• What this task involves: Every line in the listing is to be echoed verbatim.

:: Input records ::

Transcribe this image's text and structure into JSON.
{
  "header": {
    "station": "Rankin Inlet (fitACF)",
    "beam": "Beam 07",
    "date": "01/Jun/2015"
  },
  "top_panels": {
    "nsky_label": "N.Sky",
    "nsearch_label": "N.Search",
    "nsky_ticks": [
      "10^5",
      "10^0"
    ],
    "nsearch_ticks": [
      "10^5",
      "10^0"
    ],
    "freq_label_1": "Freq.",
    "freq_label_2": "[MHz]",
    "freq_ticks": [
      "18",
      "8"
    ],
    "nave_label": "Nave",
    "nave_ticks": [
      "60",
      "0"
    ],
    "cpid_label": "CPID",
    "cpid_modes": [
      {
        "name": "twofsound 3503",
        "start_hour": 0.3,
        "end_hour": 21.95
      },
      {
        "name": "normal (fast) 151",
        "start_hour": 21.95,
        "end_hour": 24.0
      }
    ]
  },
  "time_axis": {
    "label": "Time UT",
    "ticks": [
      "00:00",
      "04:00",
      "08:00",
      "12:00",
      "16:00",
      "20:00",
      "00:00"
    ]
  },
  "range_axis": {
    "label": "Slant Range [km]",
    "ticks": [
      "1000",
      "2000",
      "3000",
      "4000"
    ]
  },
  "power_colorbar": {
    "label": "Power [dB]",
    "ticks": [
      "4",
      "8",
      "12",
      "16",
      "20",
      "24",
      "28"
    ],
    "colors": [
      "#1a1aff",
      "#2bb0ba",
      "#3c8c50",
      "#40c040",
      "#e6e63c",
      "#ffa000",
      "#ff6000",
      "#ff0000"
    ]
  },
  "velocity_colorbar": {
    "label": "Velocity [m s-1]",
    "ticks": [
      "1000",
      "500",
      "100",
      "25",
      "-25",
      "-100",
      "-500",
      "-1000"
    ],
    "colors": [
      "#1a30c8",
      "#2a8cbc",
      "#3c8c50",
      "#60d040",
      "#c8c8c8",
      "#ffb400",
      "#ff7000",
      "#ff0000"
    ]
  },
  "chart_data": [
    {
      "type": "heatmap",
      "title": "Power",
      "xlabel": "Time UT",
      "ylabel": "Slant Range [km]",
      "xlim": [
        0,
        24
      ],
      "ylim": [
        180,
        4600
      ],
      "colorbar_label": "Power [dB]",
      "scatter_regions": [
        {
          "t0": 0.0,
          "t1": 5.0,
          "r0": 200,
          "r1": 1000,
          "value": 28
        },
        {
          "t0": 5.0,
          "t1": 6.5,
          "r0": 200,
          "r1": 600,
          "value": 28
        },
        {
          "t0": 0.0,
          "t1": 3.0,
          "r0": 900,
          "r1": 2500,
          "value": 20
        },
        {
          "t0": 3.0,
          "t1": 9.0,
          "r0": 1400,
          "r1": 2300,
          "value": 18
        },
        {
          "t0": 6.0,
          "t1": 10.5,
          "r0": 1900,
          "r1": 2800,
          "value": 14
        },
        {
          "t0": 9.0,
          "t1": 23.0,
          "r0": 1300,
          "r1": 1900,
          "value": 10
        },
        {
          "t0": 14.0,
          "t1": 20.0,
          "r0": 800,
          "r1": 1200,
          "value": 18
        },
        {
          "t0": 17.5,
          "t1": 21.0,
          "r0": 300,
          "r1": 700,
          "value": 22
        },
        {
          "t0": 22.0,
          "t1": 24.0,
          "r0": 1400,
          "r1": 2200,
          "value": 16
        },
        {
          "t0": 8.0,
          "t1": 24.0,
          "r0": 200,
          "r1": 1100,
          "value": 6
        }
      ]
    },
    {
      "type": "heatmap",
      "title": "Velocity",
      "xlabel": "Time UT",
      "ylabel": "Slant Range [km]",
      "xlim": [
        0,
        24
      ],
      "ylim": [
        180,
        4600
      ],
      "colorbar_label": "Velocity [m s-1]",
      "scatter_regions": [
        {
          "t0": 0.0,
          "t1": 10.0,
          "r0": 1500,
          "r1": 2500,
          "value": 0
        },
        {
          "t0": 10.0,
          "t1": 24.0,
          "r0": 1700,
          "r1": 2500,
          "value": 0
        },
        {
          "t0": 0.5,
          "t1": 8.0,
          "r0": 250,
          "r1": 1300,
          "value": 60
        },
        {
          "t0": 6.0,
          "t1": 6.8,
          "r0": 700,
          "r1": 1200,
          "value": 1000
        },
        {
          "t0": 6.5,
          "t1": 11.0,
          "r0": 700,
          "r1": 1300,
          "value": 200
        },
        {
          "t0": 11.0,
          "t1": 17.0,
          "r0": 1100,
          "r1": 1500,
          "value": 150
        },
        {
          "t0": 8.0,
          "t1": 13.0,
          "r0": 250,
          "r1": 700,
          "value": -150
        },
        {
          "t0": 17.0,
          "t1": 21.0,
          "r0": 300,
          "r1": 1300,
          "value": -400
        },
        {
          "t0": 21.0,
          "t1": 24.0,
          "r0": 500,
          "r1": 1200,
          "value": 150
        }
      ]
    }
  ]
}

:::

• Answer in full:
Transcribe this image's text and structure into JSON.
{
  "header": {
    "station": "Rankin Inlet (fitACF)",
    "beam": "Beam 07",
    "date": "01/Jun/2015"
  },
  "top_panels": {
    "nsky_label": "N.Sky",
    "nsearch_label": "N.Search",
    "nsky_ticks": [
      "10^5",
      "10^0"
    ],
    "nsearch_ticks": [
      "10^5",
      "10^0"
    ],
    "freq_label_1": "Freq.",
    "freq_label_2": "[MHz]",
    "freq_ticks": [
      "18",
      "8"
    ],
    "nave_label": "Nave",
    "nave_ticks": [
      "60",
      "0"
    ],
    "cpid_label": "CPID",
    "cpid_modes": [
      {
        "name": "twofsound 3503",
        "start_hour": 0.3,
        "end_hour": 21.95
      },
      {
        "name": "normal (fast) 151",
        "start_hour": 21.95,
        "end_hour": 24.0
      }
    ]
  },
  "time_axis": {
    "label": "Time UT",
    "ticks": [
      "00:00",
      "04:00",
      "08:00",
      "12:00",
      "16:00",
      "20:00",
      "00:00"
    ]
  },
  "range_axis": {
    "label": "Slant Range [km]",
    "ticks": [
      "1000",
      "2000",
      "3000",
      "4000"
    ]
  },
  "power_colorbar": {
    "label": "Power [dB]",
    "ticks": [
      "4",
      "8",
      "12",
      "16",
      "20",
      "24",
      "28"
    ],
    "colors": [
      "#1a1aff",
      "#2bb0ba",
      "#3c8c50",
      "#40c040",
      "#e6e63c",
      "#ffa000",
      "#ff6000",
      "#ff0000"
    ]
  },
  "velocity_colorbar": {
    "label": "Velocity [m s-1]",
    "ticks": [
      "1000",
      "500",
      "100",
      "25",
      "-25",
      "-100",
      "-500",
      "-1000"
    ],
    "colors": [
      "#1a30c8",
      "#2a8cbc",
      "#3c8c50",
      "#60d040",
      "#c8c8c8",
      "#ffb400",
      "#ff7000",
      "#ff0000"
    ]
  },
  "chart_data": [
    {
      "type": "heatmap",
      "title": "Power",
      "xlabel": "Time UT",
      "ylabel": "Slant Range [km]",
      "xlim": [
        0,
        24
      ],
      "ylim": [
        180,
        4600
      ],
      "colorbar_label": "Power [dB]",
      "scatter_regions": [
        {
          "t0": 0.0,
          "t1": 5.0,
          "r0": 200,
          "r1": 1000,
          "value": 28
        },
        {
          "t0": 5.0,
          "t1": 6.5,
          "r0": 200,
          "r1": 600,
          "value": 28
        },
        {
          "t0": 0.0,
          "t1": 3.0,
          "r0": 900,
          "r1": 2500,
          "value": 20
        },
        {
          "t0": 3.0,
          "t1": 9.0,
          "r0": 1400,
          "r1": 2300,
          "value": 18
        },
        {
          "t0": 6.0,
          "t1": 10.5,
          "r0": 1900,
          "r1": 2800,
          "value": 14
        },
        {
          "t0": 9.0,
          "t1": 23.0,
          "r0": 1300,
          "r1": 1900,
          "value": 10
        },
        {
          "t0": 14.0,
          "t1": 20.0,
          "r0": 800,
          "r1": 1200,
          "value": 18
        },
        {
          "t0": 17.5,
          "t1": 21.0,
          "r0": 300,
          "r1": 700,
          "value": 22
        },
        {
          "t0": 22.0,
          "t1": 24.0,
          "r0": 1400,
          "r1": 2200,
          "value": 16
        },
        {
          "t0": 8.0,
          "t1": 24.0,
          "r0": 200,
          "r1": 1100,
          "value": 6
        }
      ]
    },
    {
      "type": "heatmap",
      "title": "Velocity",
      "xlabel": "Time UT",
      "ylabel": "Slant Range [km]",
      "xlim": [
        0,
        24
      ],
      "ylim": [
        180,
        4600
      ],
      "colorbar_label": "Velocity [m s-1]",
      "scatter_regions": [
        {
          "t0": 0.0,
          "t1": 10.0,
          "r0": 1500,
          "r1": 2500,
          "value": 0
        },
        {
          "t0": 10.0,
          "t1": 24.0,
          "r0": 1700,
          "r1": 2500,
          "value": 0
        },
        {
          "t0": 0.5,
          "t1": 8.0,
          "r0": 250,
          "r1": 1300,
          "value": 60
        },
        {
          "t0": 6.0,
          "t1": 6.8,
          "r0": 700,
          "r1": 1200,
          "value": 1000
        },
        {
          "t0": 6.5,
          "t1": 11.0,
          "r0": 700,
          "r1": 1300,
          "value": 200
        },
        {
          "t0": 11.0,
          "t1": 17.0,
          "r0": 1100,
          "r1": 1500,
          "value": 150
        },
        {
          "t0": 8.0,
          "t1": 13.0,
          "r0": 250,
          "r1": 700,
          "value": -150
        },
        {
          "t0": 17.0,
          "t1": 21.0,
          "r0": 300,
          "r1": 1300,
          "value": -400
        },
        {
          "t0": 21.0,
          "t1": 24.0,
          "r0": 500,
          "r1": 1200,
          "value": 150
        }
      ]
    }
  ]
}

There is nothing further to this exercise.